- [To be done]
Extract every line of the material that holds the string "text".

- [Information shown]
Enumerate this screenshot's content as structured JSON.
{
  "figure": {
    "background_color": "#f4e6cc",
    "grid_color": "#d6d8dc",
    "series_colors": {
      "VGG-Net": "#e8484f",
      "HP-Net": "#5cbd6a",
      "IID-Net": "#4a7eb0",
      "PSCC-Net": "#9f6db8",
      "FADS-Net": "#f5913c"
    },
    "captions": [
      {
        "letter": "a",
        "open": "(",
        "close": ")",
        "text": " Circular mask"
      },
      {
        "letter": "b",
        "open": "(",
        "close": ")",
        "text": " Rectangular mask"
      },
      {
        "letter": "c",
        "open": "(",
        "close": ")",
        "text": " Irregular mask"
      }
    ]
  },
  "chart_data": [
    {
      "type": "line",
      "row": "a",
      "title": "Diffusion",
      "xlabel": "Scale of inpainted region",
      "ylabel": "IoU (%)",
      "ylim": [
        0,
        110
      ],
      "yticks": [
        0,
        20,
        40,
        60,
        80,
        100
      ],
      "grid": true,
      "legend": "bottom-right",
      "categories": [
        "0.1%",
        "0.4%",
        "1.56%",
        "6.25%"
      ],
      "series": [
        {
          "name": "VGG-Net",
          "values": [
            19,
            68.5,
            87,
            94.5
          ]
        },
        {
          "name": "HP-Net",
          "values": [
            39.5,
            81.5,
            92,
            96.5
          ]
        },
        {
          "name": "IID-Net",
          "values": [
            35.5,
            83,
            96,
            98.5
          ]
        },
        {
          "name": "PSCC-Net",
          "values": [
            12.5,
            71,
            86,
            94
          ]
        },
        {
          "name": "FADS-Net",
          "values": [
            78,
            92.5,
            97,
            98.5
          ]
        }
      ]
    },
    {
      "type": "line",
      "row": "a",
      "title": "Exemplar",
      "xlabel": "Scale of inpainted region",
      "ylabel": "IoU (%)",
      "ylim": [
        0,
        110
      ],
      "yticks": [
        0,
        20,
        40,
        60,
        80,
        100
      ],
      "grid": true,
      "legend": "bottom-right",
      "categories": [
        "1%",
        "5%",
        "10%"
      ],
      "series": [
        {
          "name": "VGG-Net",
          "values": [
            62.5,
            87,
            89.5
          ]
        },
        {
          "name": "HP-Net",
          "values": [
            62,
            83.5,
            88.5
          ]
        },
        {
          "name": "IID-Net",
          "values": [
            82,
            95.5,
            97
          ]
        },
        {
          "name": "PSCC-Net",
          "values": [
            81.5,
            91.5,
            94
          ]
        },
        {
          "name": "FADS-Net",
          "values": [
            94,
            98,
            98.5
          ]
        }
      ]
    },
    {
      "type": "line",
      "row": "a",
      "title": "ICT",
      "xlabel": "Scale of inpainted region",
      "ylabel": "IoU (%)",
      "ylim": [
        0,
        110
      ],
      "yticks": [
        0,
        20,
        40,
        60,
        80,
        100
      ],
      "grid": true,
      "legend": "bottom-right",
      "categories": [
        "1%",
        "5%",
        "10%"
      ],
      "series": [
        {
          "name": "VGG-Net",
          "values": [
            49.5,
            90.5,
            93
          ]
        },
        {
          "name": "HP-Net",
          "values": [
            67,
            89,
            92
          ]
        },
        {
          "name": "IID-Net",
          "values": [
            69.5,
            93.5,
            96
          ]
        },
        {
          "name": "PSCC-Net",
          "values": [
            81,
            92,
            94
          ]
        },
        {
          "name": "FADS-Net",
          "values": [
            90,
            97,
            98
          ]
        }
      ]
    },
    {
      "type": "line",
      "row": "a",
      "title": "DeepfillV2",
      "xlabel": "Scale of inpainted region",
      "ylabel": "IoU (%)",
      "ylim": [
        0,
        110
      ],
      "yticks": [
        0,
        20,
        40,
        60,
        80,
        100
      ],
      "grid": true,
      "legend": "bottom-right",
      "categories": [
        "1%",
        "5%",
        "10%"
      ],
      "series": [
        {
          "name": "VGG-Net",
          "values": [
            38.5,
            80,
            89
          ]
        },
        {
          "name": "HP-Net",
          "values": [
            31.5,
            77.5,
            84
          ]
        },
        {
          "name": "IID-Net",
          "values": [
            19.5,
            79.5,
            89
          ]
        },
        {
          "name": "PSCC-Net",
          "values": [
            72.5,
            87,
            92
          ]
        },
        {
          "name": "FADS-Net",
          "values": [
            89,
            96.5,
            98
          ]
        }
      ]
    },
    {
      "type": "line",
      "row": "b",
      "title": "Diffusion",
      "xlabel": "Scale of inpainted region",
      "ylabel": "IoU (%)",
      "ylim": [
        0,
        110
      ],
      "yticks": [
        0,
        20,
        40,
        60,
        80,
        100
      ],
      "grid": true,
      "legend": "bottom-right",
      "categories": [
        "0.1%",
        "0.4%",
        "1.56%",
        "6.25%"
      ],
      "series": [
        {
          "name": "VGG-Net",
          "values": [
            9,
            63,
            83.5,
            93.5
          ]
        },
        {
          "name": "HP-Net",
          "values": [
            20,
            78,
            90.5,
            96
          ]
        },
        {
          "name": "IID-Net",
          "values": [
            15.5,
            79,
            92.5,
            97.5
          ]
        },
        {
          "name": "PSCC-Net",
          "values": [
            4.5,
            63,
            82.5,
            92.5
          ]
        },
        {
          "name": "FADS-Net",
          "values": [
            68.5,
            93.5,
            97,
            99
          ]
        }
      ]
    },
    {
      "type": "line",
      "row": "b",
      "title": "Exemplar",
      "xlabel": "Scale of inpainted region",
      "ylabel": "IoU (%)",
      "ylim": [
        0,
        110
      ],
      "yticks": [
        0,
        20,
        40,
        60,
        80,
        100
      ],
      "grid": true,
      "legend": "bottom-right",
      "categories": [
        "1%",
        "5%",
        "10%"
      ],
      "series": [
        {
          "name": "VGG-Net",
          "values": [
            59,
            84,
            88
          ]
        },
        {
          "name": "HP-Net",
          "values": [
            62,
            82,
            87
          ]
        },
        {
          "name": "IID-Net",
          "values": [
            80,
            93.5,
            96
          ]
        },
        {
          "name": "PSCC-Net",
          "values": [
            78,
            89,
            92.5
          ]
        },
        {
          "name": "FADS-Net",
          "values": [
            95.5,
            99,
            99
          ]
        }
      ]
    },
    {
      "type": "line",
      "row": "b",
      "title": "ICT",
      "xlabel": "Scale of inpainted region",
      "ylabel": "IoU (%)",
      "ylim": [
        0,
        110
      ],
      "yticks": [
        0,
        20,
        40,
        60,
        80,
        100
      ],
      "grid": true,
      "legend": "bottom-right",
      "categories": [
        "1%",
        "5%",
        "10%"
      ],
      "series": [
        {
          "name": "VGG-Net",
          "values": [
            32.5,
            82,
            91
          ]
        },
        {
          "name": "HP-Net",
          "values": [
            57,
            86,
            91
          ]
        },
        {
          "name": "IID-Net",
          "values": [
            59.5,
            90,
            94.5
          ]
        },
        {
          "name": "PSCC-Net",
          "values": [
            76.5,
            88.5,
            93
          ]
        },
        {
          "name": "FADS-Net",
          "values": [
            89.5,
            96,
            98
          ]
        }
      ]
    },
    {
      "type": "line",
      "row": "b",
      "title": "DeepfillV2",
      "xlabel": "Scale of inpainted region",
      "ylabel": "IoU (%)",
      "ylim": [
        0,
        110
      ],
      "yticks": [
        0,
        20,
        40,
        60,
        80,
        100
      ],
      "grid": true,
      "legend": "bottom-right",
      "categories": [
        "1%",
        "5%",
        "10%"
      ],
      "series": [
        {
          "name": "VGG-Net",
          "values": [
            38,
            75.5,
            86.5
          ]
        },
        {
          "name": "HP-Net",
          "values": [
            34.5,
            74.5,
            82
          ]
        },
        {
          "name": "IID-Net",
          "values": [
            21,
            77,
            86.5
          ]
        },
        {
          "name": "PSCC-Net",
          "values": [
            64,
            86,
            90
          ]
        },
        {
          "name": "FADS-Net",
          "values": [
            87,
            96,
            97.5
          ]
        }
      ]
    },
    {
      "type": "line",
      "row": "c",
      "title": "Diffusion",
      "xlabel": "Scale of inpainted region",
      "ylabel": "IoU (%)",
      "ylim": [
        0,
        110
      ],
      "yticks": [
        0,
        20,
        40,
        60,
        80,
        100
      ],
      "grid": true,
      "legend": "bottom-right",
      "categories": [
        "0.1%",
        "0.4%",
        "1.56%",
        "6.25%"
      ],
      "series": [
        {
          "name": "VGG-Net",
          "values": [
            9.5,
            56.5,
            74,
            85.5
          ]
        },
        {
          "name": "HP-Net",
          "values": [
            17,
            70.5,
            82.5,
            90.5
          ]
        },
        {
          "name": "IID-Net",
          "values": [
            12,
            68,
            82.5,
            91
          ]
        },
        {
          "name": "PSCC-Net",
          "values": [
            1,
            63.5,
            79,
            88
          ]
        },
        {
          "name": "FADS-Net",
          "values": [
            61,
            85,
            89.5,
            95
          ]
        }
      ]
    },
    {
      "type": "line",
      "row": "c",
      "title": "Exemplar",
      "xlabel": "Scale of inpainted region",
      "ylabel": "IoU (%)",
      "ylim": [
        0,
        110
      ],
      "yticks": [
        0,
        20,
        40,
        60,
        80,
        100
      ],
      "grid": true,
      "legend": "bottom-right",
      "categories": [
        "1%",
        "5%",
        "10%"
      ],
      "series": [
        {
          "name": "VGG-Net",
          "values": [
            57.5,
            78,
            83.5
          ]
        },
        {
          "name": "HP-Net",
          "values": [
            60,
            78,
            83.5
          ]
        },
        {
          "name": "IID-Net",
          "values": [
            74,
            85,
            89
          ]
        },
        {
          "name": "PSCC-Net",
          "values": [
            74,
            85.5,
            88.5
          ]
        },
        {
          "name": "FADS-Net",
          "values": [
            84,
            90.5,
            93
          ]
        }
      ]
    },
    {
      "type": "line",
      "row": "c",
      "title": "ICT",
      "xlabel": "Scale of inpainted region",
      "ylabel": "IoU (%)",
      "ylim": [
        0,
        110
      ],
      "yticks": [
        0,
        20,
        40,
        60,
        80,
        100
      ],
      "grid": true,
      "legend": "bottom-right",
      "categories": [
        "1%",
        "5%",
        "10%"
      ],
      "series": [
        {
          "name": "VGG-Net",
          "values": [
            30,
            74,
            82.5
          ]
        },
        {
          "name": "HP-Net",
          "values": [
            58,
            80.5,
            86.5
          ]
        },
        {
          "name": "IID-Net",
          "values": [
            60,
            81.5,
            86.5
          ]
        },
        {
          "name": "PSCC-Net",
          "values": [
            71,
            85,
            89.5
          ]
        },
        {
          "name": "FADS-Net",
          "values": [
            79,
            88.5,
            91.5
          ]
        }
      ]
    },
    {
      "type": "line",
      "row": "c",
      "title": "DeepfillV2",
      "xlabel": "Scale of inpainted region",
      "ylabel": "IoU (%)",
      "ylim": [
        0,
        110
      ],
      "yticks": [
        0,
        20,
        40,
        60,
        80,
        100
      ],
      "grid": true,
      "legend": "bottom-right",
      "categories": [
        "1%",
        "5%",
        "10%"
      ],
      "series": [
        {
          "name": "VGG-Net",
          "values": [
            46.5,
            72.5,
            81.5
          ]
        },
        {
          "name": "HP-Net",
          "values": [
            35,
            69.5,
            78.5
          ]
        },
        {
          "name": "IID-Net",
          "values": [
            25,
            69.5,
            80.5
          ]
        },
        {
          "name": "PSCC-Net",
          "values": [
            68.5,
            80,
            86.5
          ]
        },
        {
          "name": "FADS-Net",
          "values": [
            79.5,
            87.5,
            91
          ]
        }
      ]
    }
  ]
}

- [Solution below]
        "text": " Circular mask"
        "text": " Rectangular mask"
        "text": " Irregular mask"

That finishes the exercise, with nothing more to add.